## Data entries
════════════════════

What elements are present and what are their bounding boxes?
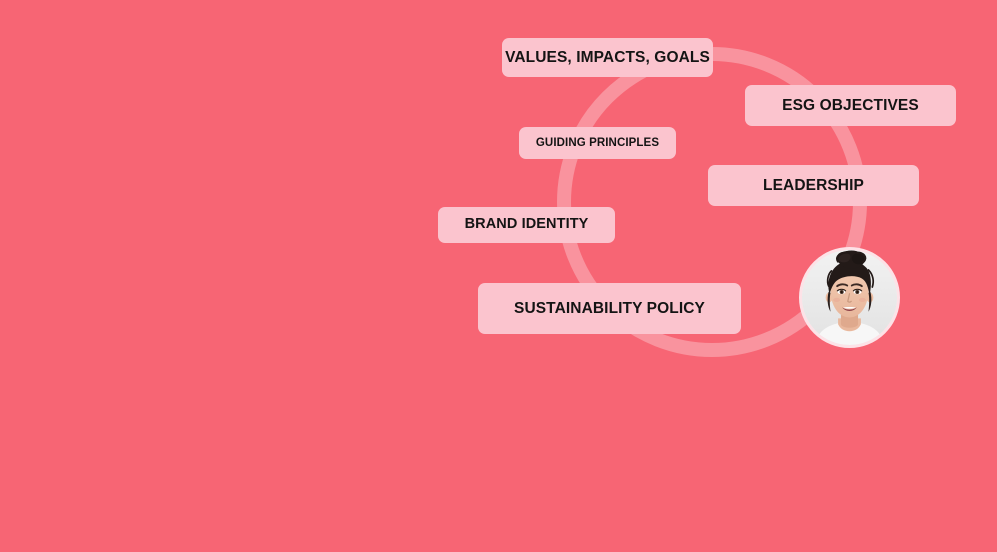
- label-chip-text: GUIDING PRINCIPLES: [536, 137, 659, 150]
- label-chip-text: LEADERSHIP: [763, 177, 864, 194]
- label-chip-leadership[interactable]: LEADERSHIP: [708, 165, 919, 206]
- avatar-photo: [802, 250, 897, 345]
- label-chip-brand-identity[interactable]: BRAND IDENTITY: [438, 207, 615, 243]
- slide-canvas: VALUES, IMPACTS, GOALS ESG OBJECTIVES GU…: [0, 0, 997, 552]
- label-chip-text: BRAND IDENTITY: [465, 217, 589, 233]
- label-chip-values-impacts-goals[interactable]: VALUES, IMPACTS, GOALS: [502, 38, 713, 77]
- avatar: [799, 247, 900, 348]
- label-chip-text: SUSTAINABILITY POLICY: [514, 300, 705, 317]
- label-chip-text: VALUES, IMPACTS, GOALS: [505, 49, 710, 66]
- label-chip-text: ESG OBJECTIVES: [782, 97, 919, 114]
- label-chip-esg-objectives[interactable]: ESG OBJECTIVES: [745, 85, 956, 126]
- label-chip-guiding-principles[interactable]: GUIDING PRINCIPLES: [519, 127, 676, 159]
- label-chip-sustainability-policy[interactable]: SUSTAINABILITY POLICY: [478, 283, 741, 334]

════════════════════

## Written problem
Copy every row above exactly as it appears, leaving out the picture.

## Correct response
What elements are present and what are their bounding boxes?
- label-chip-text: GUIDING PRINCIPLES: [536, 137, 659, 150]
- label-chip-text: LEADERSHIP: [763, 177, 864, 194]
- label-chip-leadership[interactable]: LEADERSHIP: [708, 165, 919, 206]
- avatar-photo: [802, 250, 897, 345]
- label-chip-brand-identity[interactable]: BRAND IDENTITY: [438, 207, 615, 243]
- slide-canvas: VALUES, IMPACTS, GOALS ESG OBJECTIVES GU…: [0, 0, 997, 552]
- label-chip-text: BRAND IDENTITY: [465, 217, 589, 233]
- label-chip-values-impacts-goals[interactable]: VALUES, IMPACTS, GOALS: [502, 38, 713, 77]
- avatar: [799, 247, 900, 348]
- label-chip-text: SUSTAINABILITY POLICY: [514, 300, 705, 317]
- label-chip-text: VALUES, IMPACTS, GOALS: [505, 49, 710, 66]
- label-chip-text: ESG OBJECTIVES: [782, 97, 919, 114]
- label-chip-esg-objectives[interactable]: ESG OBJECTIVES: [745, 85, 956, 126]
- label-chip-guiding-principles[interactable]: GUIDING PRINCIPLES: [519, 127, 676, 159]
- label-chip-sustainability-policy[interactable]: SUSTAINABILITY POLICY: [478, 283, 741, 334]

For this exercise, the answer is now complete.